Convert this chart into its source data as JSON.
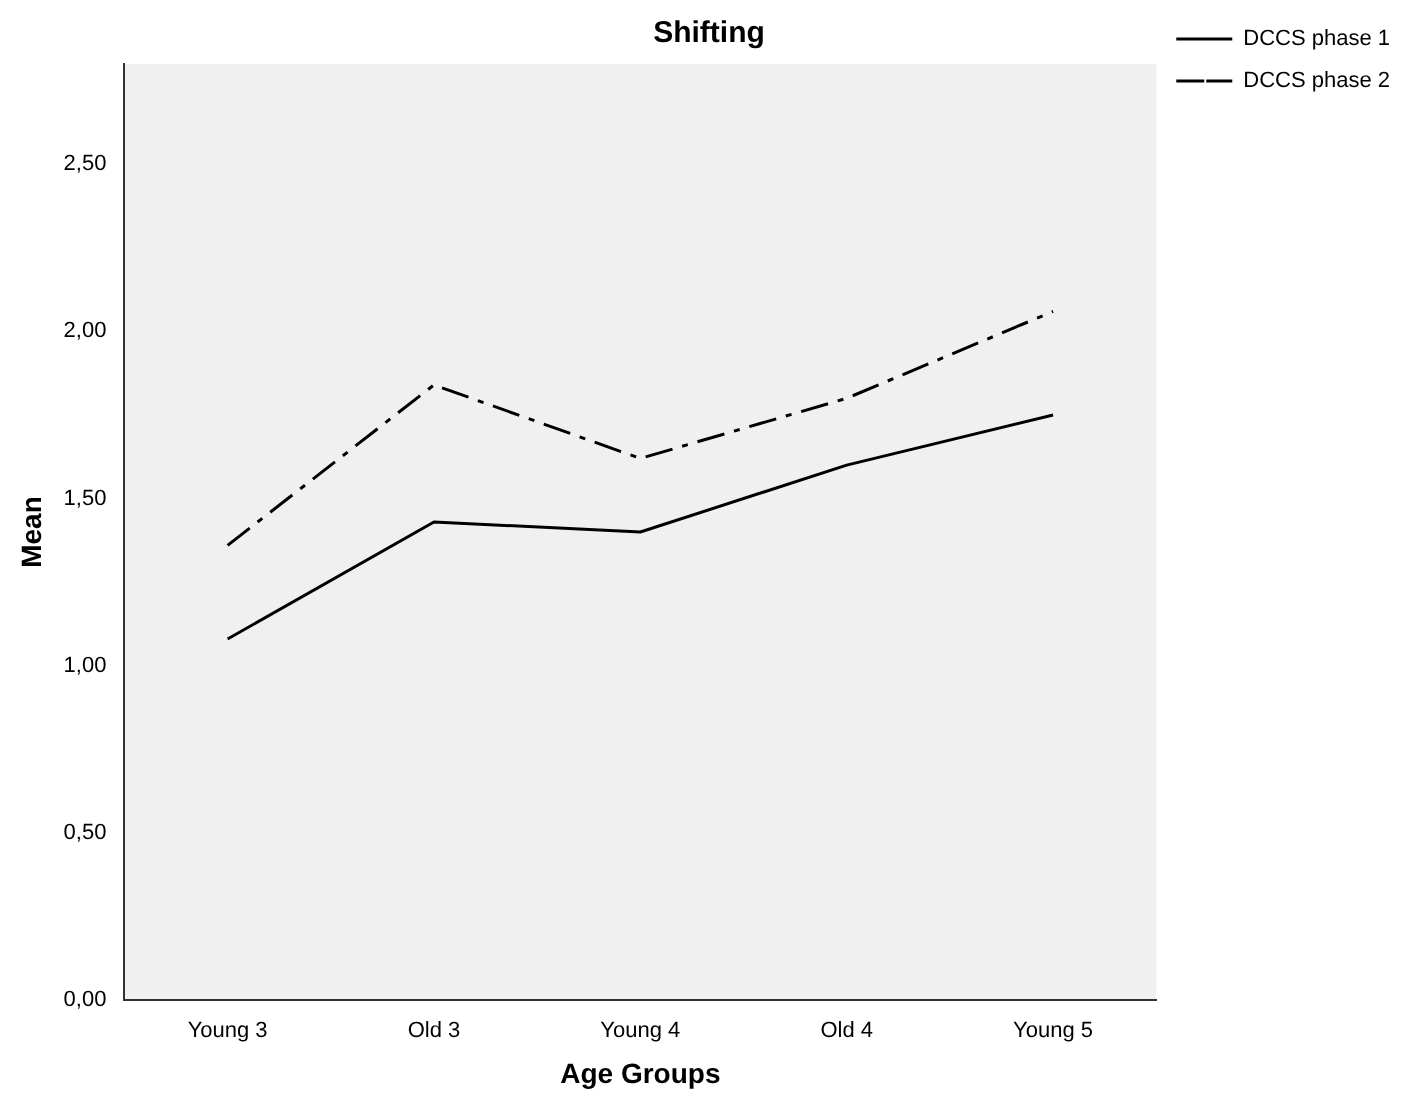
{
  "chart_data": {
    "type": "line",
    "title": "Shifting",
    "xlabel": "Age Groups",
    "ylabel": "Mean",
    "categories": [
      "Young 3",
      "Old 3",
      "Young 4",
      "Old 4",
      "Young 5"
    ],
    "series": [
      {
        "name": "DCCS phase 1",
        "color": "#000000",
        "line_style": "solid",
        "values": [
          1.08,
          1.43,
          1.4,
          1.6,
          1.75
        ]
      },
      {
        "name": "DCCS phase 2",
        "color": "#000000",
        "line_style": "dashed",
        "values": [
          1.36,
          1.84,
          1.62,
          1.8,
          2.06
        ]
      }
    ],
    "ylim": [
      0,
      2.8
    ],
    "yticks": [
      {
        "value": 0,
        "label": "0,00"
      },
      {
        "value": 0.5,
        "label": "0,50"
      },
      {
        "value": 1,
        "label": "1,00"
      },
      {
        "value": 1.5,
        "label": "1,50"
      },
      {
        "value": 2,
        "label": "2,00"
      },
      {
        "value": 2.5,
        "label": "2,50"
      }
    ],
    "grid": false,
    "legend": "top right",
    "marker": "none"
  }
}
■ ■ ■ ■ ■ ■ ■
Will you set down the records word for word while leaving out every picture?

** Solution to this task **
Convert this chart into its source data as JSON.
{
  "chart_data": {
    "type": "line",
    "title": "Shifting",
    "xlabel": "Age Groups",
    "ylabel": "Mean",
    "categories": [
      "Young 3",
      "Old 3",
      "Young 4",
      "Old 4",
      "Young 5"
    ],
    "series": [
      {
        "name": "DCCS phase 1",
        "color": "#000000",
        "line_style": "solid",
        "values": [
          1.08,
          1.43,
          1.4,
          1.6,
          1.75
        ]
      },
      {
        "name": "DCCS phase 2",
        "color": "#000000",
        "line_style": "dashed",
        "values": [
          1.36,
          1.84,
          1.62,
          1.8,
          2.06
        ]
      }
    ],
    "ylim": [
      0,
      2.8
    ],
    "yticks": [
      {
        "value": 0,
        "label": "0,00"
      },
      {
        "value": 0.5,
        "label": "0,50"
      },
      {
        "value": 1,
        "label": "1,00"
      },
      {
        "value": 1.5,
        "label": "1,50"
      },
      {
        "value": 2,
        "label": "2,00"
      },
      {
        "value": 2.5,
        "label": "2,50"
      }
    ],
    "grid": false,
    "legend": "top right",
    "marker": "none"
  }
}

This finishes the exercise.